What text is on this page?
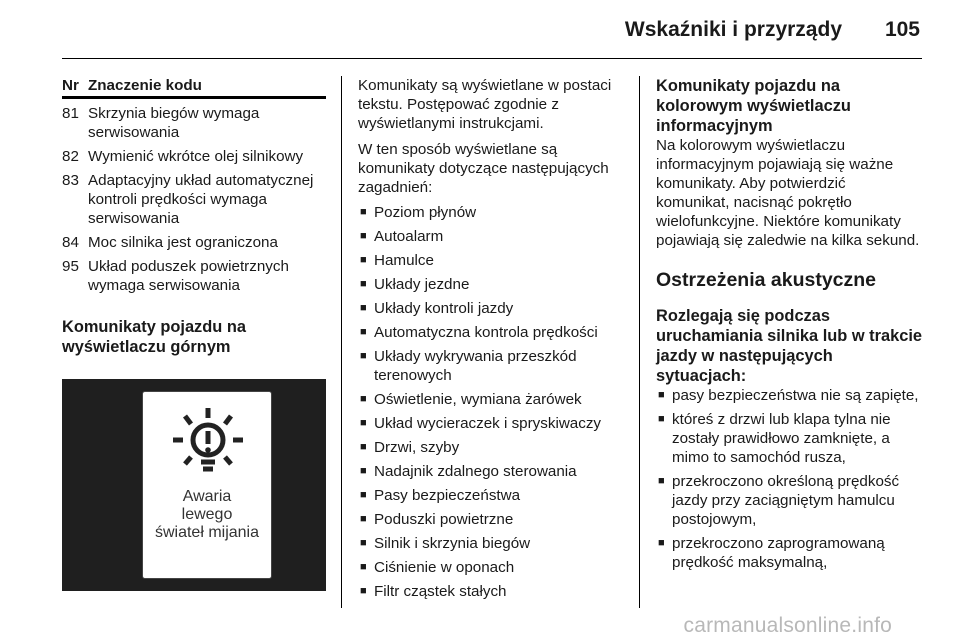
Wskaźniki i przyrządy 105
Nr Znaczenie kodu
81 Skrzynia biegów wymaga serwisowania
82 Wymienić wkrótce olej silnikowy
83 Adaptacyjny układ automatycznej kontroli prędkości wymaga serwisowania
84 Moc silnika jest ograniczona
95 Układ poduszek powietrznych wymaga serwisowania
Komunikaty pojazdu na wyświetlaczu górnym
Awaria
lewego
świateł mijania
Komunikaty są wyświetlane w postaci tekstu. Postępować zgodnie z wyświetlanymi instrukcjami.
W ten sposób wyświetlane są komunikaty dotyczące następujących zagadnień:
■ Poziom płynów
■ Autoalarm
■ Hamulce
■ Układy jezdne
■ Układy kontroli jazdy
■ Automatyczna kontrola prędkości
■ Układy wykrywania przeszkód terenowych
■ Oświetlenie, wymiana żarówek
■ Układ wycieraczek i spryskiwaczy
■ Drzwi, szyby
■ Nadajnik zdalnego sterowania
■ Pasy bezpieczeństwa
■ Poduszki powietrzne
■ Silnik i skrzynia biegów
■ Ciśnienie w oponach
■ Filtr cząstek stałych
Komunikaty pojazdu na kolorowym wyświetlaczu informacyjnym
Na kolorowym wyświetlaczu informacyjnym pojawiają się ważne komunikaty. Aby potwierdzić komunikat, nacisnąć pokrętło wielofunkcyjne. Niektóre komunikaty pojawiają się zaledwie na kilka sekund.
Ostrzeżenia akustyczne
Rozlegają się podczas uruchamiania silnika lub w trakcie jazdy w następujących sytuacjach:
■ pasy bezpieczeństwa nie są zapięte,
■ któreś z drzwi lub klapa tylna nie zostały prawidłowo zamknięte, a mimo to samochód rusza,
■ przekroczono określoną prędkość jazdy przy zaciągniętym hamulcu postojowym,
■ przekroczono zaprogramowaną prędkość maksymalną,
carmanualsonline.info
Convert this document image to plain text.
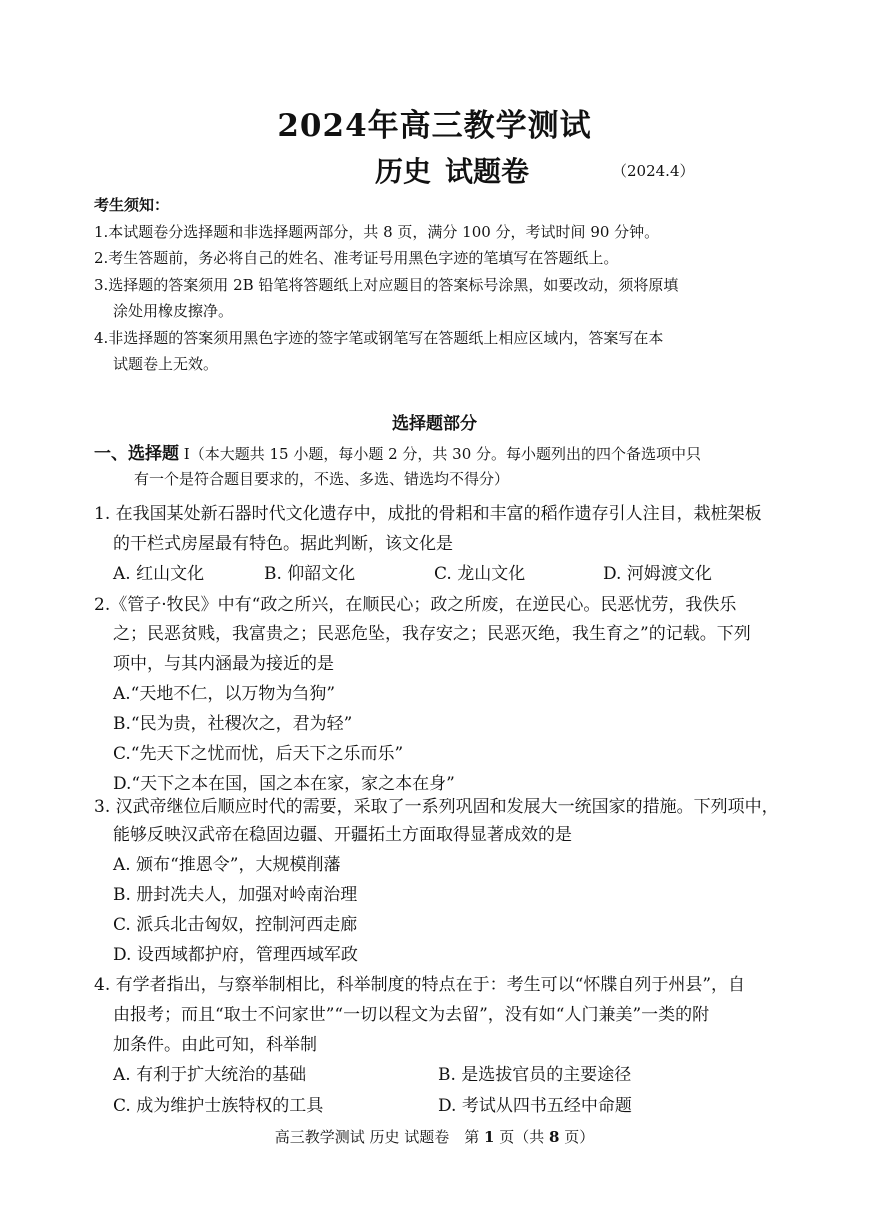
2024年高三教学测试
历史 试题卷	（2024.4）
考生须知：
1.本试题卷分选择题和非选择题两部分，共 8 页，满分 100 分，考试时间 90 分钟。
2.考生答题前，务必将自己的姓名、准考证号用黑色字迹的笔填写在答题纸上。
3.选择题的答案须用 2B 铅笔将答题纸上对应题目的答案标号涂黑，如要改动，须将原填
涂处用橡皮擦净。
4.非选择题的答案须用黑色字迹的签字笔或钢笔写在答题纸上相应区域内，答案写在本
试题卷上无效。
选择题部分
一、选择题 Ⅰ（本大题共 15 小题，每小题 2 分，共 30 分。每小题列出的四个备选项中只
有一个是符合题目要求的，不选、多选、错选均不得分）
1. 在我国某处新石器时代文化遗存中，成批的骨耜和丰富的稻作遗存引人注目，栽桩架板
的干栏式房屋最有特色。据此判断，该文化是
A. 红山文化	B. 仰韶文化	C. 龙山文化	D. 河姆渡文化
2.《管子·牧民》中有“政之所兴，在顺民心；政之所废，在逆民心。民恶忧劳，我佚乐
之；民恶贫贱，我富贵之；民恶危坠，我存安之；民恶灭绝，我生育之”的记载。下列
项中，与其内涵最为接近的是
A.“天地不仁，以万物为刍狗”
B.“民为贵，社稷次之，君为轻”
C.“先天下之忧而忧，后天下之乐而乐”
D.“天下之本在国，国之本在家，家之本在身”
3. 汉武帝继位后顺应时代的需要，采取了一系列巩固和发展大一统国家的措施。下列项中，
能够反映汉武帝在稳固边疆、开疆拓土方面取得显著成效的是
A. 颁布“推恩令”，大规模削藩
B. 册封冼夫人，加强对岭南治理
C. 派兵北击匈奴，控制河西走廊
D. 设西域都护府，管理西域军政
4. 有学者指出，与察举制相比，科举制度的特点在于：考生可以“怀牒自列于州县”，自
由报考；而且“取士不问家世”“一切以程文为去留”，没有如“人门兼美”一类的附
加条件。由此可知，科举制
A. 有利于扩大统治的基础	B. 是选拔官员的主要途径
C. 成为维护士族特权的工具	D. 考试从四书五经中命题
高三教学测试 历史 试题卷　第 1 页（共 8 页）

---

== Exercise prompt ==
Scan the material and collect every line that contains "informacyjnym".

== Written answer ==
Komunikaty pojazdu na kolorowym wyświetlaczu informacyjnym
Na kolorowym wyświetlaczu informacyjnym pojawiają się ważne komunikaty. Aby potwierdzić komunikat, nacisnąć pokrętło wielofunkcyjne. Niektóre komunikaty pojawiają się zaledwie na kilka sekund.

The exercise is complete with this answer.